◆ **Problem to work on**
Your task is to transcribe all the entries exactly, excluding pictures.

════

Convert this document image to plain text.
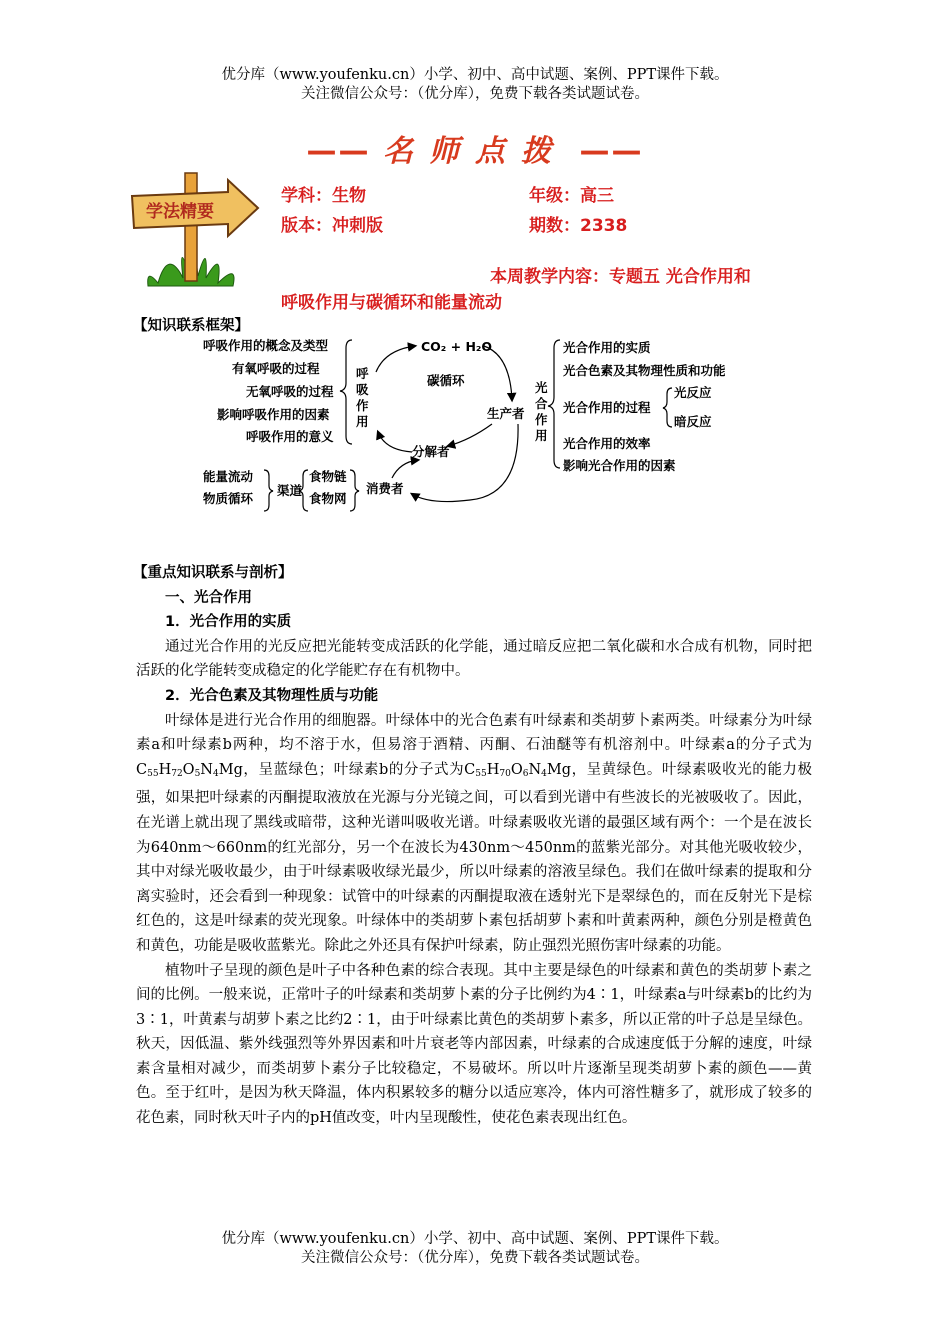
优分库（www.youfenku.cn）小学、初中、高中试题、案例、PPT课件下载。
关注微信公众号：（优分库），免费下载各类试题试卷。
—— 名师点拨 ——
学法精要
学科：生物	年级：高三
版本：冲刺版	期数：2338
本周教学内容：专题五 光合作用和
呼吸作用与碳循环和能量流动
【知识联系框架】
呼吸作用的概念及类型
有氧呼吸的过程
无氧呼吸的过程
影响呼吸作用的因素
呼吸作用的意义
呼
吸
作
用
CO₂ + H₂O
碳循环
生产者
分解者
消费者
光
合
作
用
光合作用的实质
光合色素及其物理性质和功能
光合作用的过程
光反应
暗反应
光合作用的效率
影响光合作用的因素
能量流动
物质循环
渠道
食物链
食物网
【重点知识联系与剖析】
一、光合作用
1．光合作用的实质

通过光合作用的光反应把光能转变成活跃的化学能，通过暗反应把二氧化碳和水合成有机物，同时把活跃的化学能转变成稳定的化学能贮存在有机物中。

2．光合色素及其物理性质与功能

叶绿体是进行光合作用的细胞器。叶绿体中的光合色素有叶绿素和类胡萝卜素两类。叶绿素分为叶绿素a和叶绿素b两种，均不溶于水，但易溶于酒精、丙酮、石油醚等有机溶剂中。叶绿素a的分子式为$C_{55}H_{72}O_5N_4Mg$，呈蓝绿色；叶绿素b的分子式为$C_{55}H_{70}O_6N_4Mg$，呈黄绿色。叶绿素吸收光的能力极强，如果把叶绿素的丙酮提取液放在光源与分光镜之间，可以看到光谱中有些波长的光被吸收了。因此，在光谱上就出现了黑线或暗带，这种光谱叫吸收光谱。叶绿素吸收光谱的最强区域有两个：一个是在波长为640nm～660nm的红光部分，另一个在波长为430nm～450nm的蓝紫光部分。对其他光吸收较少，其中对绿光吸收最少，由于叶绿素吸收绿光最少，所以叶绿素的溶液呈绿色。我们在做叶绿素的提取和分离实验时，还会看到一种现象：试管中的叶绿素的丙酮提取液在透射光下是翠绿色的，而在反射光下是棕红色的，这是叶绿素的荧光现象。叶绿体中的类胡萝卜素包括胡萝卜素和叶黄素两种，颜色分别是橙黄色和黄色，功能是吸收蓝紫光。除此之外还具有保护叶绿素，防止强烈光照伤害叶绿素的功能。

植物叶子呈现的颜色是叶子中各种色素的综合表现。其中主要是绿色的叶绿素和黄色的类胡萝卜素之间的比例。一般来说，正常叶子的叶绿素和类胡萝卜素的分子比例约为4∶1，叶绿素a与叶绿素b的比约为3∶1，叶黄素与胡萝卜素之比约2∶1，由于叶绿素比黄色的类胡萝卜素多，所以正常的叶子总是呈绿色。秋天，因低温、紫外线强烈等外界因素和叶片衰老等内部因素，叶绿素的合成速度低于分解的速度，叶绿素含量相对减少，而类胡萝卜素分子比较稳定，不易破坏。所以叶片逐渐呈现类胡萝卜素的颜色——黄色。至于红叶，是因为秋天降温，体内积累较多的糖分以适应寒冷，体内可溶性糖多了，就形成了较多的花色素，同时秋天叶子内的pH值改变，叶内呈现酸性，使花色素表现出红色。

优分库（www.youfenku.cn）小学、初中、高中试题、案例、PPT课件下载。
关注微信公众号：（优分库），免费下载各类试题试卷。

════

◆ **Answer to this exercise**
Convert this document image to plain text.
优分库（www.youfenku.cn）小学、初中、高中试题、案例、PPT课件下载。
关注微信公众号：（优分库），免费下载各类试题试卷。
—— 名师点拨 ——
学法精要
学科：生物	年级：高三
版本：冲刺版	期数：2338
本周教学内容：专题五 光合作用和
呼吸作用与碳循环和能量流动
【知识联系框架】
呼吸作用的概念及类型
有氧呼吸的过程
无氧呼吸的过程
影响呼吸作用的因素
呼吸作用的意义
呼
吸
作
用
CO₂ + H₂O
碳循环
生产者
分解者
消费者
光
合
作
用
光合作用的实质
光合色素及其物理性质和功能
光合作用的过程
光反应
暗反应
光合作用的效率
影响光合作用的因素
能量流动
物质循环
渠道
食物链
食物网
【重点知识联系与剖析】
一、光合作用
1．光合作用的实质

通过光合作用的光反应把光能转变成活跃的化学能，通过暗反应把二氧化碳和水合成有机物，同时把活跃的化学能转变成稳定的化学能贮存在有机物中。

2．光合色素及其物理性质与功能

叶绿体是进行光合作用的细胞器。叶绿体中的光合色素有叶绿素和类胡萝卜素两类。叶绿素分为叶绿素a和叶绿素b两种，均不溶于水，但易溶于酒精、丙酮、石油醚等有机溶剂中。叶绿素a的分子式为$C_{55}H_{72}O_5N_4Mg$，呈蓝绿色；叶绿素b的分子式为$C_{55}H_{70}O_6N_4Mg$，呈黄绿色。叶绿素吸收光的能力极强，如果把叶绿素的丙酮提取液放在光源与分光镜之间，可以看到光谱中有些波长的光被吸收了。因此，在光谱上就出现了黑线或暗带，这种光谱叫吸收光谱。叶绿素吸收光谱的最强区域有两个：一个是在波长为640nm～660nm的红光部分，另一个在波长为430nm～450nm的蓝紫光部分。对其他光吸收较少，其中对绿光吸收最少，由于叶绿素吸收绿光最少，所以叶绿素的溶液呈绿色。我们在做叶绿素的提取和分离实验时，还会看到一种现象：试管中的叶绿素的丙酮提取液在透射光下是翠绿色的，而在反射光下是棕红色的，这是叶绿素的荧光现象。叶绿体中的类胡萝卜素包括胡萝卜素和叶黄素两种，颜色分别是橙黄色和黄色，功能是吸收蓝紫光。除此之外还具有保护叶绿素，防止强烈光照伤害叶绿素的功能。

植物叶子呈现的颜色是叶子中各种色素的综合表现。其中主要是绿色的叶绿素和黄色的类胡萝卜素之间的比例。一般来说，正常叶子的叶绿素和类胡萝卜素的分子比例约为4∶1，叶绿素a与叶绿素b的比约为3∶1，叶黄素与胡萝卜素之比约2∶1，由于叶绿素比黄色的类胡萝卜素多，所以正常的叶子总是呈绿色。秋天，因低温、紫外线强烈等外界因素和叶片衰老等内部因素，叶绿素的合成速度低于分解的速度，叶绿素含量相对减少，而类胡萝卜素分子比较稳定，不易破坏。所以叶片逐渐呈现类胡萝卜素的颜色——黄色。至于红叶，是因为秋天降温，体内积累较多的糖分以适应寒冷，体内可溶性糖多了，就形成了较多的花色素，同时秋天叶子内的pH值改变，叶内呈现酸性，使花色素表现出红色。

优分库（www.youfenku.cn）小学、初中、高中试题、案例、PPT课件下载。
关注微信公众号：（优分库），免费下载各类试题试卷。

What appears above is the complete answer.